• Task instructions: Only a number is wanted: how many lines of the entries include the string "models"?

Recorded data:
● ● ● ● ● ● ●
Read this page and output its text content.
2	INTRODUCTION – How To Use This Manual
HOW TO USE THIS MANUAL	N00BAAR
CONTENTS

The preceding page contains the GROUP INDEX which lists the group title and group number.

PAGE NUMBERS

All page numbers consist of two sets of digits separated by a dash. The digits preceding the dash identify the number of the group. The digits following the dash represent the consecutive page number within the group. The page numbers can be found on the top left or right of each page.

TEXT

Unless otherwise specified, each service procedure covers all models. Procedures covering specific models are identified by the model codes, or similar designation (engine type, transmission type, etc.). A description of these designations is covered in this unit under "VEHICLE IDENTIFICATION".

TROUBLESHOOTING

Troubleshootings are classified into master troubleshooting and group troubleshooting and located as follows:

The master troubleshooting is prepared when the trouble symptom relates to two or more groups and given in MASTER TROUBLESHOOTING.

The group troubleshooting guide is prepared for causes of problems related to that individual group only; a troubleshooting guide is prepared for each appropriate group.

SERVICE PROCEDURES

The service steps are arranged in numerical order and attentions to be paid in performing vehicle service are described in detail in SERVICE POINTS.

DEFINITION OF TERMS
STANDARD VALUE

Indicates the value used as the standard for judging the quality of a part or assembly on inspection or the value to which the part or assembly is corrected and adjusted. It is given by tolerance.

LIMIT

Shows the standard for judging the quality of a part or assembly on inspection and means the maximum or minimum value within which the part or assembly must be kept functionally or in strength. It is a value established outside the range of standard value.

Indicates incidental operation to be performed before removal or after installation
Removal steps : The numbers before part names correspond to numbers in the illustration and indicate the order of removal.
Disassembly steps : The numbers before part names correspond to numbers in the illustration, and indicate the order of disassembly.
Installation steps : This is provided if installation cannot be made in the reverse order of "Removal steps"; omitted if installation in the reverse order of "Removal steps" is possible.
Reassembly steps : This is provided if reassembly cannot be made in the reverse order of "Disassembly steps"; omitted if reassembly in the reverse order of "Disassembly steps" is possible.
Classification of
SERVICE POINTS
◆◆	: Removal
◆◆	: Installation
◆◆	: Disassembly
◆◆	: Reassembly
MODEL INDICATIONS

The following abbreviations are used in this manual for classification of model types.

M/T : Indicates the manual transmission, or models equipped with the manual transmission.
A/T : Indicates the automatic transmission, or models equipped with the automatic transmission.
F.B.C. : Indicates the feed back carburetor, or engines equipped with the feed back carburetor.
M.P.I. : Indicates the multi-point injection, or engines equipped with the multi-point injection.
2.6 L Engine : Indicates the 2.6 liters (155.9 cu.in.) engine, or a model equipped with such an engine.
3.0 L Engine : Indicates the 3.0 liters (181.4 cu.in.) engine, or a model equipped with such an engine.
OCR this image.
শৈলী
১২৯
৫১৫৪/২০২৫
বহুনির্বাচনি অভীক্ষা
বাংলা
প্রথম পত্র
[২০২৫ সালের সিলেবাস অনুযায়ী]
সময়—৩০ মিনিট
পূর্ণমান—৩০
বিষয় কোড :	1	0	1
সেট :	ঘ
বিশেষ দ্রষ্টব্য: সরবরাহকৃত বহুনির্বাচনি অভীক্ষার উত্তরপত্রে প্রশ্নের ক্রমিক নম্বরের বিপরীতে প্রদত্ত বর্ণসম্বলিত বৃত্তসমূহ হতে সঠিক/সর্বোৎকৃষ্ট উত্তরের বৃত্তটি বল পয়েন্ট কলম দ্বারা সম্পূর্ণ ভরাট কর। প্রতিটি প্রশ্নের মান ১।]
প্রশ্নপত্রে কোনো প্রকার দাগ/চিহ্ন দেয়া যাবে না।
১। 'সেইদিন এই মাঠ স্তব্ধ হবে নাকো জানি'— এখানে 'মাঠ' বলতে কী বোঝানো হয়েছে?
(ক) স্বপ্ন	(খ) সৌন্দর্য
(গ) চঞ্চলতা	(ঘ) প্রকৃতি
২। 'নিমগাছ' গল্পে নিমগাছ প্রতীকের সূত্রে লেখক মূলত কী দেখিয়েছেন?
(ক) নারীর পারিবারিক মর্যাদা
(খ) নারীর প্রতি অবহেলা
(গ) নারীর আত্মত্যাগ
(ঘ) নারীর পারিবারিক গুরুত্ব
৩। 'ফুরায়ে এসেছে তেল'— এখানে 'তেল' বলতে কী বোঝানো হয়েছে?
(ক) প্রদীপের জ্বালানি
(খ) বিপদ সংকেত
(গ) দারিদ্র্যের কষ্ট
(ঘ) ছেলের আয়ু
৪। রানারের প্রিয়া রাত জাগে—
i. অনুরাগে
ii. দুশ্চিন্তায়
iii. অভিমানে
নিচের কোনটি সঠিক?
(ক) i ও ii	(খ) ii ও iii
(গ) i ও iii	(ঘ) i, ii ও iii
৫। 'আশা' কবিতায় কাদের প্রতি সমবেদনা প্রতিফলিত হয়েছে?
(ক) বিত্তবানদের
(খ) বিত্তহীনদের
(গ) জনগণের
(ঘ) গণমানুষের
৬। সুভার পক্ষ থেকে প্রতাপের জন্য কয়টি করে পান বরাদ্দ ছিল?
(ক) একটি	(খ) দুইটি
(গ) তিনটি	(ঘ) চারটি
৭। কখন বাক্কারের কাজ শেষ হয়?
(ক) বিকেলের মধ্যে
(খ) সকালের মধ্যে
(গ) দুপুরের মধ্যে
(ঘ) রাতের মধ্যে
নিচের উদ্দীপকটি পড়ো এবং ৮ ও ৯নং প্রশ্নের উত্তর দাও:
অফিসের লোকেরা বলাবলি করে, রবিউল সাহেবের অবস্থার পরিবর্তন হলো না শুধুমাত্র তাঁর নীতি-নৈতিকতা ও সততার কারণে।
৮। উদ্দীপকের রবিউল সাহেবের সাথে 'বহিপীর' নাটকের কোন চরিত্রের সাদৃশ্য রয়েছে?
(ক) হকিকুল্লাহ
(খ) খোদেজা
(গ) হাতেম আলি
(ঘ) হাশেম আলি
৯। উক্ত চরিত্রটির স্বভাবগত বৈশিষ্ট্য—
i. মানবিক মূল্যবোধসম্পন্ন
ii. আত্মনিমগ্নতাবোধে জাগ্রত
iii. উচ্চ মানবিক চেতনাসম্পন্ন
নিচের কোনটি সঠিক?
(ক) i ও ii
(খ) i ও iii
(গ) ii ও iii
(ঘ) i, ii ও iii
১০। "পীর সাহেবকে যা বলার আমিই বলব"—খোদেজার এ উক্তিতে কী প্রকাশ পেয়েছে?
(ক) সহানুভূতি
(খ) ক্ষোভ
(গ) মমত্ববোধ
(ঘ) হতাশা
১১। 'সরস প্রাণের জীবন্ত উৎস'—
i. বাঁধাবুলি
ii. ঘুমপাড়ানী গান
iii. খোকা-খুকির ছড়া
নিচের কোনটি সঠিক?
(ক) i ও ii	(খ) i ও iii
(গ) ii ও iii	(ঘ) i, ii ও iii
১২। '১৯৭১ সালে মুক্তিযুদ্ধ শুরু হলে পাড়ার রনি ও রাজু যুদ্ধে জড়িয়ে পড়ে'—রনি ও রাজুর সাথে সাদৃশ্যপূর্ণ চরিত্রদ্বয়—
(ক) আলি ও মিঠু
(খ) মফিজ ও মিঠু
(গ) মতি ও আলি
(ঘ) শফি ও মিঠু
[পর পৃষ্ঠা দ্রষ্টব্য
● ● ● ● ● ● ●
• Answer to this exercise: 3